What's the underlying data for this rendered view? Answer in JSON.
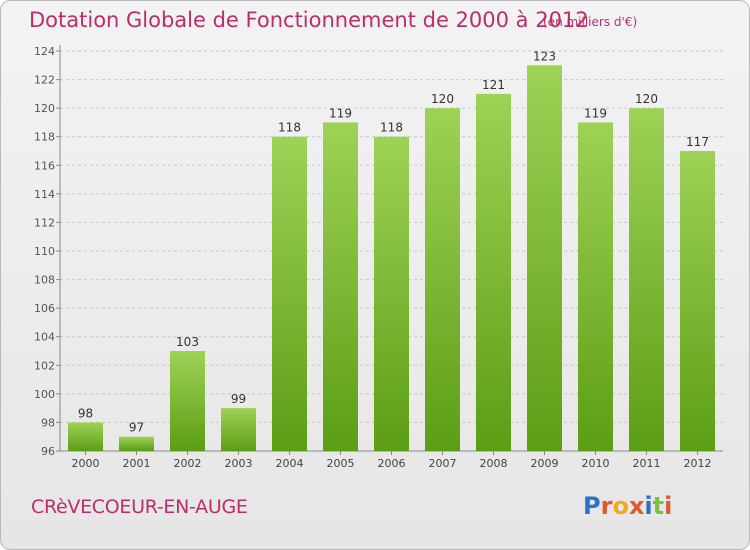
{
  "title": "Dotation Globale de Fonctionnement de 2000 à 2012",
  "unit_note": "(en milliers d'€)",
  "commune": "CRèVECOEUR-EN-AUGE",
  "logo": {
    "text": "Proxiti",
    "letter_colors": [
      "#2e6fc9",
      "#e0582b",
      "#f2a81d",
      "#e0582b",
      "#2e6fc9",
      "#7ac143",
      "#e0582b"
    ]
  },
  "colors": {
    "title": "#bc2d6a",
    "bar_top": "#9ed255",
    "bar_bottom": "#5c9d16",
    "grid": "#c8c8c8"
  },
  "chart_data": {
    "type": "bar",
    "title": "Dotation Globale de Fonctionnement de 2000 à 2012",
    "subtitle": "(en milliers d'€)",
    "xlabel": "",
    "ylabel": "",
    "categories": [
      "2000",
      "2001",
      "2002",
      "2003",
      "2004",
      "2005",
      "2006",
      "2007",
      "2008",
      "2009",
      "2010",
      "2011",
      "2012"
    ],
    "values": [
      98,
      97,
      103,
      99,
      118,
      119,
      118,
      120,
      121,
      123,
      119,
      120,
      117
    ],
    "ylim": [
      96,
      124
    ],
    "yticks": [
      96,
      98,
      100,
      102,
      104,
      106,
      108,
      110,
      112,
      114,
      116,
      118,
      120,
      122,
      124
    ],
    "grid": "horizontal dashed",
    "legend": "none"
  }
}
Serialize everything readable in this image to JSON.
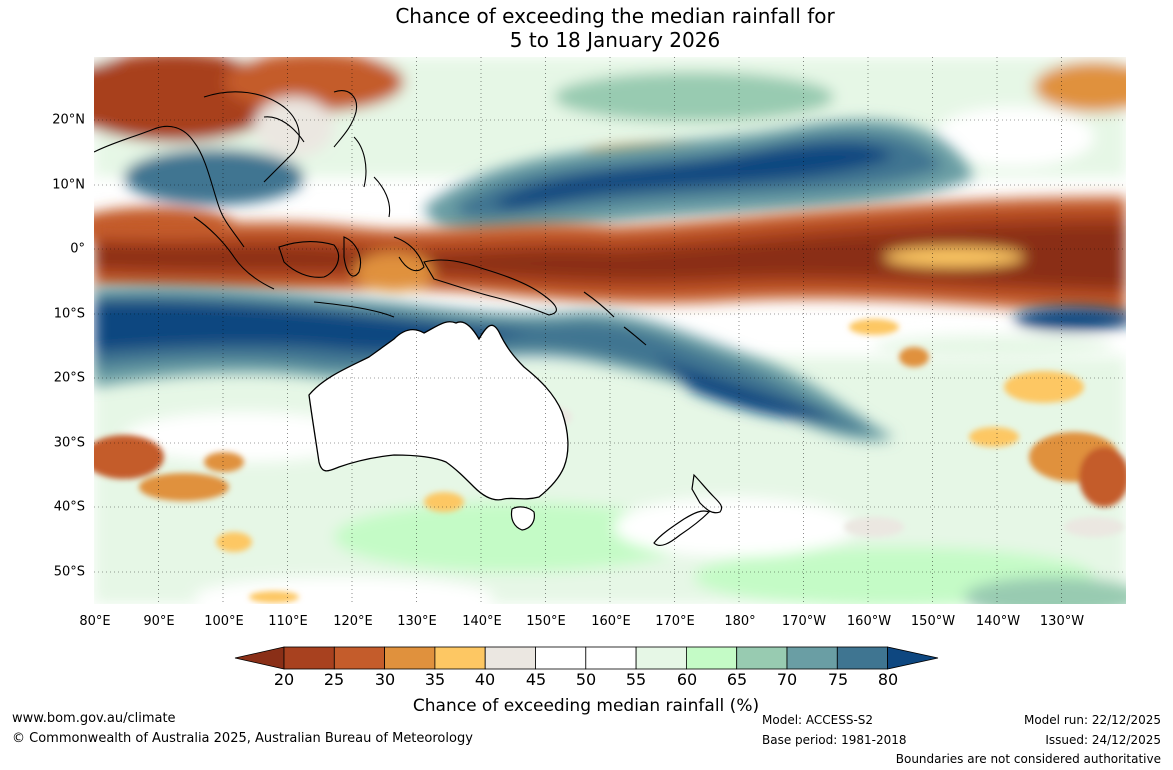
{
  "title": {
    "line1": "Chance of exceeding the median rainfall for",
    "line2": "5 to 18 January 2026"
  },
  "map": {
    "lat_labels": [
      "20°N",
      "10°N",
      "0°",
      "10°S",
      "20°S",
      "30°S",
      "40°S",
      "50°S"
    ],
    "lon_labels": [
      "80°E",
      "90°E",
      "100°E",
      "110°E",
      "120°E",
      "130°E",
      "140°E",
      "150°E",
      "160°E",
      "170°E",
      "180°",
      "170°W",
      "160°W",
      "150°W",
      "140°W",
      "130°W"
    ]
  },
  "legend": {
    "ticks": [
      "20",
      "25",
      "30",
      "35",
      "40",
      "45",
      "50",
      "55",
      "60",
      "65",
      "70",
      "75",
      "80"
    ],
    "colors": [
      "#8a2f17",
      "#a8411f",
      "#c45c2b",
      "#e0913d",
      "#fdc763",
      "#ebe7e1",
      "#ffffff",
      "#ffffff",
      "#e6f7e6",
      "#c4fbc6",
      "#98cbb1",
      "#6a9ea4",
      "#3f7591",
      "#0e4780"
    ],
    "label": "Chance of exceeding median rainfall (%)"
  },
  "footer": {
    "website": "www.bom.gov.au/climate",
    "copyright": "© Commonwealth of Australia 2025, Australian Bureau of Meteorology",
    "model": "Model: ACCESS-S2",
    "base_period": "Base period: 1981-2018",
    "model_run": "Model run: 22/12/2025",
    "issued": "Issued: 24/12/2025",
    "disclaimer": "Boundaries are not considered authoritative"
  }
}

-=-=-=-=-

> Description of the task
Omit the pictures. Transcribe every record exactly.

> Result of this task
What's the underlying data for this rendered view? Answer in JSON.
{
  "title": "Dotation Globale de Fonctionnement de 2000 à 2012",
  "unit_note": "(en milliers d'€)",
  "commune": "CRèVECOEUR-EN-AUGE",
  "logo": {
    "text": "Proxiti",
    "letter_colors": [
      "#2e6fc9",
      "#e0582b",
      "#f2a81d",
      "#e0582b",
      "#2e6fc9",
      "#7ac143",
      "#e0582b"
    ]
  },
  "colors": {
    "title": "#bc2d6a",
    "bar_top": "#9ed255",
    "bar_bottom": "#5c9d16",
    "grid": "#c8c8c8"
  },
  "chart_data": {
    "type": "bar",
    "title": "Dotation Globale de Fonctionnement de 2000 à 2012",
    "subtitle": "(en milliers d'€)",
    "xlabel": "",
    "ylabel": "",
    "categories": [
      "2000",
      "2001",
      "2002",
      "2003",
      "2004",
      "2005",
      "2006",
      "2007",
      "2008",
      "2009",
      "2010",
      "2011",
      "2012"
    ],
    "values": [
      98,
      97,
      103,
      99,
      118,
      119,
      118,
      120,
      121,
      123,
      119,
      120,
      117
    ],
    "ylim": [
      96,
      124
    ],
    "yticks": [
      96,
      98,
      100,
      102,
      104,
      106,
      108,
      110,
      112,
      114,
      116,
      118,
      120,
      122,
      124
    ],
    "grid": "horizontal dashed",
    "legend": "none"
  }
}
Serialize everything readable in this image to JSON.
{
  "title": {
    "line1": "Chance of exceeding the median rainfall for",
    "line2": "5 to 18 January 2026"
  },
  "map": {
    "lat_labels": [
      "20°N",
      "10°N",
      "0°",
      "10°S",
      "20°S",
      "30°S",
      "40°S",
      "50°S"
    ],
    "lon_labels": [
      "80°E",
      "90°E",
      "100°E",
      "110°E",
      "120°E",
      "130°E",
      "140°E",
      "150°E",
      "160°E",
      "170°E",
      "180°",
      "170°W",
      "160°W",
      "150°W",
      "140°W",
      "130°W"
    ]
  },
  "legend": {
    "ticks": [
      "20",
      "25",
      "30",
      "35",
      "40",
      "45",
      "50",
      "55",
      "60",
      "65",
      "70",
      "75",
      "80"
    ],
    "colors": [
      "#8a2f17",
      "#a8411f",
      "#c45c2b",
      "#e0913d",
      "#fdc763",
      "#ebe7e1",
      "#ffffff",
      "#ffffff",
      "#e6f7e6",
      "#c4fbc6",
      "#98cbb1",
      "#6a9ea4",
      "#3f7591",
      "#0e4780"
    ],
    "label": "Chance of exceeding median rainfall (%)"
  },
  "footer": {
    "website": "www.bom.gov.au/climate",
    "copyright": "© Commonwealth of Australia 2025, Australian Bureau of Meteorology",
    "model": "Model: ACCESS-S2",
    "base_period": "Base period: 1981-2018",
    "model_run": "Model run: 22/12/2025",
    "issued": "Issued: 24/12/2025",
    "disclaimer": "Boundaries are not considered authoritative"
  }
}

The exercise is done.